[Start of Stored rows]

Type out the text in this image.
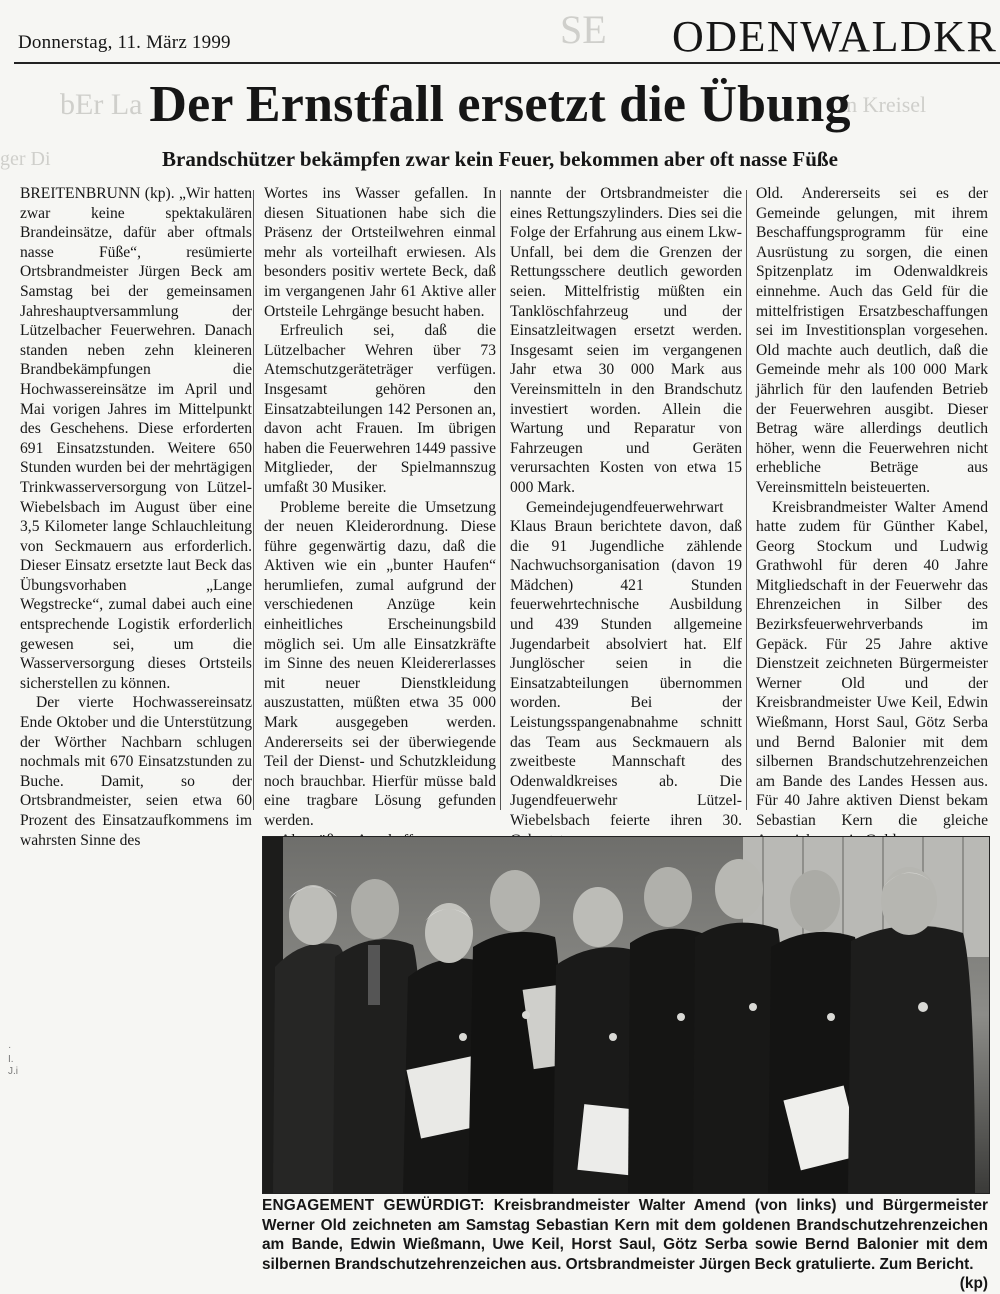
SE
bEr La	in Kreisel
ger Di
Donnerstag, 11. März 1999	ODENWALDKR
Der Ernstfall ersetzt die Übung
Brandschützer bekämpfen zwar kein Feuer, bekommen aber oft nasse Füße

BREITENBRUNN (kp). „Wir hatten zwar keine spektakulären Brandeinsätze, dafür aber oftmals nasse Füße“, resümierte Ortsbrandmeister Jürgen Beck am Samstag bei der gemeinsamen Jahreshauptversammlung der Lützelbacher Feuerwehren. Danach standen neben zehn kleineren Brandbekämpfungen die Hochwassereinsätze im April und Mai vorigen Jahres im Mittelpunkt des Geschehens. Diese erforderten 691 Einsatzstunden. Weitere 650 Stunden wurden bei der mehrtägigen Trinkwasserversorgung von Lützel-Wiebelsbach im August über eine 3,5 Kilometer lange Schlauchleitung von Seckmauern aus erforderlich. Dieser Einsatz ersetzte laut Beck das Übungsvorhaben „Lange Wegstrecke“, zumal dabei auch eine entsprechende Logistik erforderlich gewesen sei, um die Wasserversorgung dieses Ortsteils sicherstellen zu können.

Der vierte Hochwassereinsatz Ende Oktober und die Unterstützung der Wörther Nachbarn schlugen nochmals mit 670 Einsatzstunden zu Buche. Damit, so der Ortsbrandmeister, seien etwa 60 Prozent des Einsatzaufkommens im wahrsten Sinne des

Wortes ins Wasser gefallen. In diesen Situationen habe sich die Präsenz der Ortsteilwehren einmal mehr als vorteilhaft erwiesen. Als besonders positiv wertete Beck, daß im vergangenen Jahr 61 Aktive aller Ortsteile Lehrgänge besucht haben.

Erfreulich sei, daß die Lützelbacher Wehren über 73 Atemschutzgeräteträger verfügen. Insgesamt gehören den Einsatzabteilungen 142 Personen an, davon acht Frauen. Im übrigen haben die Feuerwehren 1449 passive Mitglieder, der Spielmannszug umfaßt 30 Musiker.

Probleme bereite die Umsetzung der neuen Kleiderordnung. Diese führe gegenwärtig dazu, daß die Aktiven wie ein „bunter Haufen“ herumliefen, zumal aufgrund der verschiedenen Anzüge kein einheitliches Erscheinungsbild möglich sei. Um alle Einsatzkräfte im Sinne des neuen Kleidererlasses mit neuer Dienstkleidung auszustatten, müßten etwa 35 000 Mark ausgegeben werden. Andererseits sei der überwiegende Teil der Dienst- und Schutzkleidung noch brauchbar. Hierfür müsse bald eine tragbare Lösung gefunden werden.

nannte der Ortsbrandmeister die eines Rettungszylinders. Dies sei die Folge der Erfahrung aus einem Lkw-Unfall, bei dem die Grenzen der Rettungsschere deutlich geworden seien. Mittelfristig müßten ein Tanklöschfahrzeug und der Einsatzleitwagen ersetzt werden. Insgesamt seien im vergangenen Jahr etwa 30 000 Mark aus Vereinsmitteln in den Brandschutz investiert worden. Allein die Wartung und Reparatur von Fahrzeugen und Geräten verursachten Kosten von etwa 15 000 Mark.

Gemeindejugendfeuerwehrwart Klaus Braun berichtete davon, daß die 91 Jugendliche zählende Nachwuchsorganisation (davon 19 Mädchen) 421 Stunden feuerwehrtechnische Ausbildung und 439 Stunden allgemeine Jugendarbeit absolviert hat. Elf Junglöscher seien in die Einsatzabteilungen übernommen worden. Bei der Leistungsspangenabnahme schnitt das Team aus Seckmauern als zweitbeste Mannschaft des Odenwaldkreises ab. Die Jugendfeuerwehr Lützel-Wiebelsbach feierte ihren 30.

Old. Andererseits sei es der Gemeinde gelungen, mit ihrem Beschaffungsprogramm für eine Ausrüstung zu sorgen, die einen Spitzenplatz im Odenwaldkreis einnehme. Auch das Geld für die mittelfristigen Ersatzbeschaffungen sei im Investitionsplan vorgesehen. Old machte auch deutlich, daß die Gemeinde mehr als 100 000 Mark jährlich für den laufenden Betrieb der Feuerwehren ausgibt. Dieser Betrag wäre allerdings deutlich höher, wenn die Feuerwehren nicht erhebliche Beträge aus Vereinsmitteln beisteuerten.

Kreisbrandmeister Walter Amend hatte zudem für Günther Kabel, Georg Stockum und Ludwig Grathwohl für deren 40 Jahre Mitgliedschaft in der Feuerwehr das Ehrenzeichen in Silber des Bezirksfeuerwehrverbands im Gepäck. Für 25 Jahre aktive Dienstzeit zeichneten Bürgermeister Werner Old und der Kreisbrandmeister Uwe Keil, Edwin Wießmann, Horst Saul, Götz Serba und Bernd Balonier mit dem silbernen Brandschutzehrenzeichen am Bande des Landes Hessen aus. Für 40 Jahre aktiven Dienst bekam Sebastian Kern die gleiche

·
I.
J.i
ENGAGEMENT GEWÜRDIGT: Kreisbrandmeister Walter Amend (von links) und Bürgermeister Werner Old zeichneten am Samstag Sebastian Kern mit dem goldenen Brandschutzehrenzeichen am Bande, Edwin Wießmann, Uwe Keil, Horst Saul, Götz Serba sowie Bernd Balonier mit dem silbernen Brandschutzehrenzeichen aus. Ortsbrandmeister Jürgen Beck gratulierte. Zum Bericht.
(kp)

[End of Stored rows]

Leave the pictures out and reproduce each record exactly as written.

### Reply to the task
Type out the text in this image.
SE
bEr La	in Kreisel
ger Di
Donnerstag, 11. März 1999	ODENWALDKR
Der Ernstfall ersetzt die Übung
Brandschützer bekämpfen zwar kein Feuer, bekommen aber oft nasse Füße

BREITENBRUNN (kp). „Wir hatten zwar keine spektakulären Brandeinsätze, dafür aber oftmals nasse Füße“, resümierte Ortsbrandmeister Jürgen Beck am Samstag bei der gemeinsamen Jahreshauptversammlung der Lützelbacher Feuerwehren. Danach standen neben zehn kleineren Brandbekämpfungen die Hochwassereinsätze im April und Mai vorigen Jahres im Mittelpunkt des Geschehens. Diese erforderten 691 Einsatzstunden. Weitere 650 Stunden wurden bei der mehrtägigen Trinkwasserversorgung von Lützel-Wiebelsbach im August über eine 3,5 Kilometer lange Schlauchleitung von Seckmauern aus erforderlich. Dieser Einsatz ersetzte laut Beck das Übungsvorhaben „Lange Wegstrecke“, zumal dabei auch eine entsprechende Logistik erforderlich gewesen sei, um die Wasserversorgung dieses Ortsteils sicherstellen zu können.

Der vierte Hochwassereinsatz Ende Oktober und die Unterstützung der Wörther Nachbarn schlugen nochmals mit 670 Einsatzstunden zu Buche. Damit, so der Ortsbrandmeister, seien etwa 60 Prozent des Einsatzaufkommens im wahrsten Sinne des

Wortes ins Wasser gefallen. In diesen Situationen habe sich die Präsenz der Ortsteilwehren einmal mehr als vorteilhaft erwiesen. Als besonders positiv wertete Beck, daß im vergangenen Jahr 61 Aktive aller Ortsteile Lehrgänge besucht haben.

Erfreulich sei, daß die Lützelbacher Wehren über 73 Atemschutzgeräteträger verfügen. Insgesamt gehören den Einsatzabteilungen 142 Personen an, davon acht Frauen. Im übrigen haben die Feuerwehren 1449 passive Mitglieder, der Spielmannszug umfaßt 30 Musiker.

Probleme bereite die Umsetzung der neuen Kleiderordnung. Diese führe gegenwärtig dazu, daß die Aktiven wie ein „bunter Haufen“ herumliefen, zumal aufgrund der verschiedenen Anzüge kein einheitliches Erscheinungsbild möglich sei. Um alle Einsatzkräfte im Sinne des neuen Kleidererlasses mit neuer Dienstkleidung auszustatten, müßten etwa 35 000 Mark ausgegeben werden. Andererseits sei der überwiegende Teil der Dienst- und Schutzkleidung noch brauchbar. Hierfür müsse bald eine tragbare Lösung gefunden werden.

nannte der Ortsbrandmeister die eines Rettungszylinders. Dies sei die Folge der Erfahrung aus einem Lkw-Unfall, bei dem die Grenzen der Rettungsschere deutlich geworden seien. Mittelfristig müßten ein Tanklöschfahrzeug und der Einsatzleitwagen ersetzt werden. Insgesamt seien im vergangenen Jahr etwa 30 000 Mark aus Vereinsmitteln in den Brandschutz investiert worden. Allein die Wartung und Reparatur von Fahrzeugen und Geräten verursachten Kosten von etwa 15 000 Mark.

Gemeindejugendfeuerwehrwart Klaus Braun berichtete davon, daß die 91 Jugendliche zählende Nachwuchsorganisation (davon 19 Mädchen) 421 Stunden feuerwehrtechnische Ausbildung und 439 Stunden allgemeine Jugendarbeit absolviert hat. Elf Junglöscher seien in die Einsatzabteilungen übernommen worden. Bei der Leistungsspangenabnahme schnitt das Team aus Seckmauern als zweitbeste Mannschaft des Odenwaldkreises ab. Die Jugendfeuerwehr Lützel-Wiebelsbach feierte ihren 30.

Old. Andererseits sei es der Gemeinde gelungen, mit ihrem Beschaffungsprogramm für eine Ausrüstung zu sorgen, die einen Spitzenplatz im Odenwaldkreis einnehme. Auch das Geld für die mittelfristigen Ersatzbeschaffungen sei im Investitionsplan vorgesehen. Old machte auch deutlich, daß die Gemeinde mehr als 100 000 Mark jährlich für den laufenden Betrieb der Feuerwehren ausgibt. Dieser Betrag wäre allerdings deutlich höher, wenn die Feuerwehren nicht erhebliche Beträge aus Vereinsmitteln beisteuerten.

Kreisbrandmeister Walter Amend hatte zudem für Günther Kabel, Georg Stockum und Ludwig Grathwohl für deren 40 Jahre Mitgliedschaft in der Feuerwehr das Ehrenzeichen in Silber des Bezirksfeuerwehrverbands im Gepäck. Für 25 Jahre aktive Dienstzeit zeichneten Bürgermeister Werner Old und der Kreisbrandmeister Uwe Keil, Edwin Wießmann, Horst Saul, Götz Serba und Bernd Balonier mit dem silbernen Brandschutzehrenzeichen am Bande des Landes Hessen aus. Für 40 Jahre aktiven Dienst bekam Sebastian Kern die gleiche

·
I.
J.i
ENGAGEMENT GEWÜRDIGT: Kreisbrandmeister Walter Amend (von links) und Bürgermeister Werner Old zeichneten am Samstag Sebastian Kern mit dem goldenen Brandschutzehrenzeichen am Bande, Edwin Wießmann, Uwe Keil, Horst Saul, Götz Serba sowie Bernd Balonier mit dem silbernen Brandschutzehrenzeichen aus. Ortsbrandmeister Jürgen Beck gratulierte. Zum Bericht.
(kp)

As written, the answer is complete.